### Supplied material
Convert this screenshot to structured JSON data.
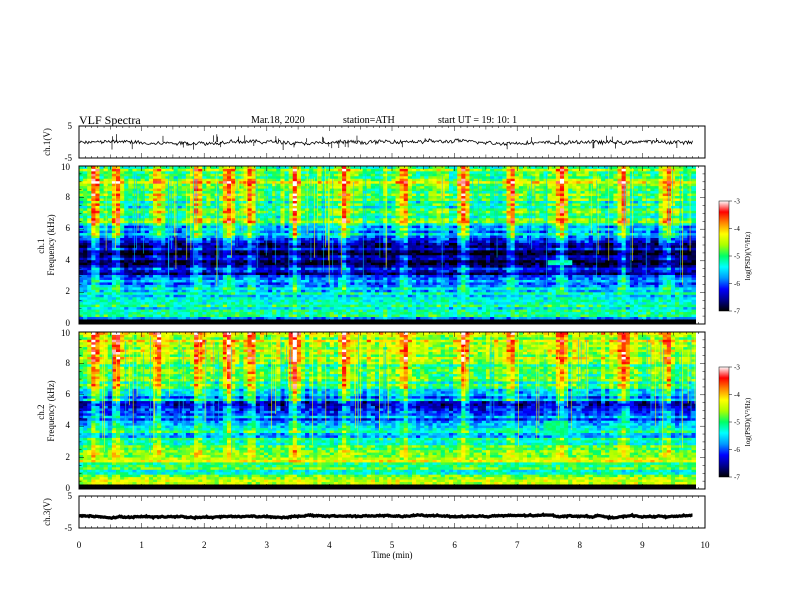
{
  "header": {
    "title": "VLF  Spectra",
    "date": "Mar.18, 2020",
    "station": "station=ATH",
    "start": "start  UT  =    19: 10: 1"
  },
  "chart_data": [
    {
      "type": "line",
      "panel": "ch1-waveform",
      "ylabel": "ch.1(V)",
      "ylim": [
        -5,
        5
      ],
      "ytick_labels": [
        "5",
        "-5"
      ],
      "xlim": [
        0,
        10
      ],
      "x_end_min": 9.8,
      "baseline_v": 0,
      "noise_amplitude_v": 1.1,
      "spike_amplitude_v": 2.5
    },
    {
      "type": "heatmap",
      "panel": "ch1-spectrogram",
      "ylabel": "ch.1\nFrequency (kHz)",
      "xlim": [
        0,
        10
      ],
      "ylim": [
        0,
        10
      ],
      "ytick_labels": [
        "0",
        "2",
        "4",
        "6",
        "8",
        "10"
      ],
      "colorbar": {
        "label": "log(PSD)(V²/Hz)",
        "range": [
          -7,
          -3
        ],
        "tick_labels": [
          "-3",
          "-4",
          "-5",
          "-6",
          "-7"
        ]
      },
      "band_profile_khz": [
        [
          0.0,
          -7.0
        ],
        [
          0.3,
          -6.2
        ],
        [
          0.6,
          -5.3
        ],
        [
          1.0,
          -5.2
        ],
        [
          1.5,
          -5.6
        ],
        [
          2.0,
          -5.4
        ],
        [
          2.5,
          -5.6
        ],
        [
          3.0,
          -6.4
        ],
        [
          3.5,
          -6.3
        ],
        [
          4.0,
          -6.8
        ],
        [
          4.5,
          -6.9
        ],
        [
          5.0,
          -6.3
        ],
        [
          5.5,
          -5.9
        ],
        [
          6.0,
          -5.8
        ],
        [
          6.5,
          -5.0
        ],
        [
          7.0,
          -5.1
        ],
        [
          8.0,
          -4.9
        ],
        [
          9.0,
          -4.6
        ],
        [
          9.9,
          -4.7
        ]
      ],
      "burst_times_min": [
        0.25,
        0.6,
        1.25,
        1.9,
        2.4,
        2.75,
        3.45,
        4.25,
        5.2,
        6.15,
        6.9,
        7.7,
        8.7,
        9.4
      ],
      "patch": {
        "t_min": [
          7.5,
          7.85
        ],
        "f_khz": [
          3.7,
          4.1
        ],
        "value": -5.2
      }
    },
    {
      "type": "heatmap",
      "panel": "ch2-spectrogram",
      "ylabel": "ch.2\nFrequency (kHz)",
      "xlim": [
        0,
        10
      ],
      "ylim": [
        0,
        10
      ],
      "ytick_labels": [
        "0",
        "2",
        "4",
        "6",
        "8",
        "10"
      ],
      "colorbar": {
        "label": "log(PSD)(V²/Hz)",
        "range": [
          -7,
          -3
        ],
        "tick_labels": [
          "-3",
          "-4",
          "-5",
          "-6",
          "-7"
        ]
      },
      "band_profile_khz": [
        [
          0.0,
          -6.6
        ],
        [
          0.3,
          -4.6
        ],
        [
          0.8,
          -4.7
        ],
        [
          1.1,
          -5.2
        ],
        [
          1.5,
          -4.9
        ],
        [
          2.0,
          -4.5
        ],
        [
          2.5,
          -5.1
        ],
        [
          3.0,
          -5.4
        ],
        [
          3.5,
          -5.5
        ],
        [
          4.0,
          -5.6
        ],
        [
          4.5,
          -5.8
        ],
        [
          5.0,
          -6.0
        ],
        [
          5.5,
          -6.1
        ],
        [
          6.0,
          -5.7
        ],
        [
          6.5,
          -5.0
        ],
        [
          7.0,
          -5.1
        ],
        [
          8.0,
          -4.9
        ],
        [
          9.0,
          -4.5
        ],
        [
          9.9,
          -4.6
        ]
      ],
      "burst_times_min": [
        0.25,
        0.6,
        1.25,
        1.9,
        2.4,
        2.75,
        3.45,
        4.25,
        5.2,
        6.15,
        6.9,
        7.7,
        8.7,
        9.4
      ],
      "patch": {
        "t_min": [
          7.45,
          7.8
        ],
        "f_khz": [
          3.5,
          4.4
        ],
        "value": -5.1
      }
    },
    {
      "type": "line",
      "panel": "ch3-waveform",
      "ylabel": "ch.3(V)",
      "ylim": [
        -5,
        5
      ],
      "ytick_labels": [
        "5",
        "-5"
      ],
      "xlim": [
        0,
        10
      ],
      "x_end_min": 9.8,
      "baseline_v": -1.3,
      "noise_amplitude_v": 0.3
    }
  ],
  "xaxis": {
    "label": "Time  (min)",
    "ticks": [
      0,
      1,
      2,
      3,
      4,
      5,
      6,
      7,
      8,
      9,
      10
    ],
    "tick_labels": [
      "0",
      "1",
      "2",
      "3",
      "4",
      "5",
      "6",
      "7",
      "8",
      "9",
      "10"
    ]
  },
  "colormap": [
    "#000000",
    "#00008b",
    "#0000ff",
    "#0099ff",
    "#00ffff",
    "#00ff66",
    "#aaff00",
    "#ffff00",
    "#ff8800",
    "#ff0000",
    "#ffffff"
  ]
}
######
Exercise:
Images do not belong in the copy; reproduce all other parts of the records above verbatim.

Result below:
Convert this screenshot to structured JSON data.
{
  "header": {
    "title": "VLF  Spectra",
    "date": "Mar.18, 2020",
    "station": "station=ATH",
    "start": "start  UT  =    19: 10: 1"
  },
  "chart_data": [
    {
      "type": "line",
      "panel": "ch1-waveform",
      "ylabel": "ch.1(V)",
      "ylim": [
        -5,
        5
      ],
      "ytick_labels": [
        "5",
        "-5"
      ],
      "xlim": [
        0,
        10
      ],
      "x_end_min": 9.8,
      "baseline_v": 0,
      "noise_amplitude_v": 1.1,
      "spike_amplitude_v": 2.5
    },
    {
      "type": "heatmap",
      "panel": "ch1-spectrogram",
      "ylabel": "ch.1\nFrequency (kHz)",
      "xlim": [
        0,
        10
      ],
      "ylim": [
        0,
        10
      ],
      "ytick_labels": [
        "0",
        "2",
        "4",
        "6",
        "8",
        "10"
      ],
      "colorbar": {
        "label": "log(PSD)(V²/Hz)",
        "range": [
          -7,
          -3
        ],
        "tick_labels": [
          "-3",
          "-4",
          "-5",
          "-6",
          "-7"
        ]
      },
      "band_profile_khz": [
        [
          0.0,
          -7.0
        ],
        [
          0.3,
          -6.2
        ],
        [
          0.6,
          -5.3
        ],
        [
          1.0,
          -5.2
        ],
        [
          1.5,
          -5.6
        ],
        [
          2.0,
          -5.4
        ],
        [
          2.5,
          -5.6
        ],
        [
          3.0,
          -6.4
        ],
        [
          3.5,
          -6.3
        ],
        [
          4.0,
          -6.8
        ],
        [
          4.5,
          -6.9
        ],
        [
          5.0,
          -6.3
        ],
        [
          5.5,
          -5.9
        ],
        [
          6.0,
          -5.8
        ],
        [
          6.5,
          -5.0
        ],
        [
          7.0,
          -5.1
        ],
        [
          8.0,
          -4.9
        ],
        [
          9.0,
          -4.6
        ],
        [
          9.9,
          -4.7
        ]
      ],
      "burst_times_min": [
        0.25,
        0.6,
        1.25,
        1.9,
        2.4,
        2.75,
        3.45,
        4.25,
        5.2,
        6.15,
        6.9,
        7.7,
        8.7,
        9.4
      ],
      "patch": {
        "t_min": [
          7.5,
          7.85
        ],
        "f_khz": [
          3.7,
          4.1
        ],
        "value": -5.2
      }
    },
    {
      "type": "heatmap",
      "panel": "ch2-spectrogram",
      "ylabel": "ch.2\nFrequency (kHz)",
      "xlim": [
        0,
        10
      ],
      "ylim": [
        0,
        10
      ],
      "ytick_labels": [
        "0",
        "2",
        "4",
        "6",
        "8",
        "10"
      ],
      "colorbar": {
        "label": "log(PSD)(V²/Hz)",
        "range": [
          -7,
          -3
        ],
        "tick_labels": [
          "-3",
          "-4",
          "-5",
          "-6",
          "-7"
        ]
      },
      "band_profile_khz": [
        [
          0.0,
          -6.6
        ],
        [
          0.3,
          -4.6
        ],
        [
          0.8,
          -4.7
        ],
        [
          1.1,
          -5.2
        ],
        [
          1.5,
          -4.9
        ],
        [
          2.0,
          -4.5
        ],
        [
          2.5,
          -5.1
        ],
        [
          3.0,
          -5.4
        ],
        [
          3.5,
          -5.5
        ],
        [
          4.0,
          -5.6
        ],
        [
          4.5,
          -5.8
        ],
        [
          5.0,
          -6.0
        ],
        [
          5.5,
          -6.1
        ],
        [
          6.0,
          -5.7
        ],
        [
          6.5,
          -5.0
        ],
        [
          7.0,
          -5.1
        ],
        [
          8.0,
          -4.9
        ],
        [
          9.0,
          -4.5
        ],
        [
          9.9,
          -4.6
        ]
      ],
      "burst_times_min": [
        0.25,
        0.6,
        1.25,
        1.9,
        2.4,
        2.75,
        3.45,
        4.25,
        5.2,
        6.15,
        6.9,
        7.7,
        8.7,
        9.4
      ],
      "patch": {
        "t_min": [
          7.45,
          7.8
        ],
        "f_khz": [
          3.5,
          4.4
        ],
        "value": -5.1
      }
    },
    {
      "type": "line",
      "panel": "ch3-waveform",
      "ylabel": "ch.3(V)",
      "ylim": [
        -5,
        5
      ],
      "ytick_labels": [
        "5",
        "-5"
      ],
      "xlim": [
        0,
        10
      ],
      "x_end_min": 9.8,
      "baseline_v": -1.3,
      "noise_amplitude_v": 0.3
    }
  ],
  "xaxis": {
    "label": "Time  (min)",
    "ticks": [
      0,
      1,
      2,
      3,
      4,
      5,
      6,
      7,
      8,
      9,
      10
    ],
    "tick_labels": [
      "0",
      "1",
      "2",
      "3",
      "4",
      "5",
      "6",
      "7",
      "8",
      "9",
      "10"
    ]
  },
  "colormap": [
    "#000000",
    "#00008b",
    "#0000ff",
    "#0099ff",
    "#00ffff",
    "#00ff66",
    "#aaff00",
    "#ffff00",
    "#ff8800",
    "#ff0000",
    "#ffffff"
  ]
}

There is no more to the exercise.